## WORK TO COMPLETE
Quote all entries exactly, leaving pictures aside.
**** DATA SUPPLIED ****
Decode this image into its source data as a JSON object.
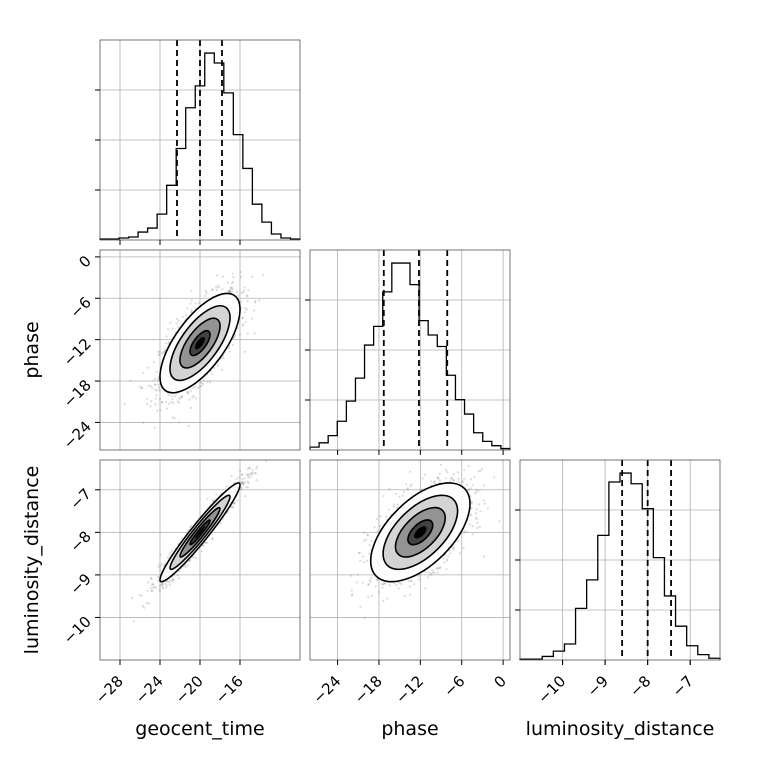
{
  "chart_data": {
    "type": "corner",
    "parameters": [
      {
        "key": "geocent_time",
        "label": "geocent_time",
        "ticks": [
          -28,
          -24,
          -20,
          -16
        ],
        "range": [
          -30,
          -10
        ],
        "quantiles": [
          -22.3,
          -20.0,
          -17.8
        ],
        "hist": [
          1,
          1,
          2,
          3,
          8,
          12,
          26,
          55,
          92,
          133,
          155,
          188,
          178,
          148,
          106,
          72,
          36,
          18,
          6,
          2,
          1
        ]
      },
      {
        "key": "phase",
        "label": "phase",
        "ticks": [
          -24,
          -18,
          -12,
          -6,
          0
        ],
        "range": [
          -28,
          1
        ],
        "quantiles": [
          -17.3,
          -12.2,
          -8.1
        ],
        "hist": [
          2,
          5,
          10,
          20,
          34,
          50,
          73,
          86,
          110,
          130,
          130,
          115,
          90,
          80,
          72,
          52,
          35,
          25,
          12,
          6,
          3,
          1
        ]
      },
      {
        "key": "luminosity_distance",
        "label": "luminosity_distance",
        "ticks": [
          -10,
          -9,
          -8,
          -7
        ],
        "range": [
          -11,
          -6.3
        ],
        "quantiles": [
          -8.6,
          -8.0,
          -7.45
        ],
        "hist": [
          1,
          1,
          4,
          10,
          18,
          58,
          90,
          140,
          200,
          210,
          198,
          170,
          115,
          72,
          38,
          16,
          6,
          2
        ]
      }
    ],
    "pairs": [
      {
        "x": "geocent_time",
        "y": "phase",
        "center": [
          -20.0,
          -12.5
        ],
        "sd": [
          2.0,
          3.6
        ],
        "corr": 0.68,
        "contours": [
          "0.5-sigma",
          "1-sigma",
          "1.5-sigma",
          "2-sigma"
        ]
      },
      {
        "x": "geocent_time",
        "y": "luminosity_distance",
        "center": [
          -20.0,
          -8.0
        ],
        "sd": [
          2.0,
          0.58
        ],
        "corr": 0.96,
        "contours": [
          "0.5-sigma",
          "1-sigma",
          "1.5-sigma",
          "2-sigma"
        ]
      },
      {
        "x": "phase",
        "y": "luminosity_distance",
        "center": [
          -12.0,
          -8.0
        ],
        "sd": [
          3.6,
          0.58
        ],
        "corr": 0.58,
        "contours": [
          "0.5-sigma",
          "1-sigma",
          "1.5-sigma",
          "2-sigma"
        ]
      }
    ],
    "grid": true,
    "quantile_lines": "dashed",
    "point_color": "#7f7f7f",
    "fill_colors": [
      "#ffffff",
      "#bfbfbf",
      "#808080",
      "#404040",
      "#000000"
    ]
  }
}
****
## OUTPUT
Decode this image into its source data as a JSON object.
{
  "chart_data": {
    "type": "corner",
    "parameters": [
      {
        "key": "geocent_time",
        "label": "geocent_time",
        "ticks": [
          -28,
          -24,
          -20,
          -16
        ],
        "range": [
          -30,
          -10
        ],
        "quantiles": [
          -22.3,
          -20.0,
          -17.8
        ],
        "hist": [
          1,
          1,
          2,
          3,
          8,
          12,
          26,
          55,
          92,
          133,
          155,
          188,
          178,
          148,
          106,
          72,
          36,
          18,
          6,
          2,
          1
        ]
      },
      {
        "key": "phase",
        "label": "phase",
        "ticks": [
          -24,
          -18,
          -12,
          -6,
          0
        ],
        "range": [
          -28,
          1
        ],
        "quantiles": [
          -17.3,
          -12.2,
          -8.1
        ],
        "hist": [
          2,
          5,
          10,
          20,
          34,
          50,
          73,
          86,
          110,
          130,
          130,
          115,
          90,
          80,
          72,
          52,
          35,
          25,
          12,
          6,
          3,
          1
        ]
      },
      {
        "key": "luminosity_distance",
        "label": "luminosity_distance",
        "ticks": [
          -10,
          -9,
          -8,
          -7
        ],
        "range": [
          -11,
          -6.3
        ],
        "quantiles": [
          -8.6,
          -8.0,
          -7.45
        ],
        "hist": [
          1,
          1,
          4,
          10,
          18,
          58,
          90,
          140,
          200,
          210,
          198,
          170,
          115,
          72,
          38,
          16,
          6,
          2
        ]
      }
    ],
    "pairs": [
      {
        "x": "geocent_time",
        "y": "phase",
        "center": [
          -20.0,
          -12.5
        ],
        "sd": [
          2.0,
          3.6
        ],
        "corr": 0.68,
        "contours": [
          "0.5-sigma",
          "1-sigma",
          "1.5-sigma",
          "2-sigma"
        ]
      },
      {
        "x": "geocent_time",
        "y": "luminosity_distance",
        "center": [
          -20.0,
          -8.0
        ],
        "sd": [
          2.0,
          0.58
        ],
        "corr": 0.96,
        "contours": [
          "0.5-sigma",
          "1-sigma",
          "1.5-sigma",
          "2-sigma"
        ]
      },
      {
        "x": "phase",
        "y": "luminosity_distance",
        "center": [
          -12.0,
          -8.0
        ],
        "sd": [
          3.6,
          0.58
        ],
        "corr": 0.58,
        "contours": [
          "0.5-sigma",
          "1-sigma",
          "1.5-sigma",
          "2-sigma"
        ]
      }
    ],
    "grid": true,
    "quantile_lines": "dashed",
    "point_color": "#7f7f7f",
    "fill_colors": [
      "#ffffff",
      "#bfbfbf",
      "#808080",
      "#404040",
      "#000000"
    ]
  }
}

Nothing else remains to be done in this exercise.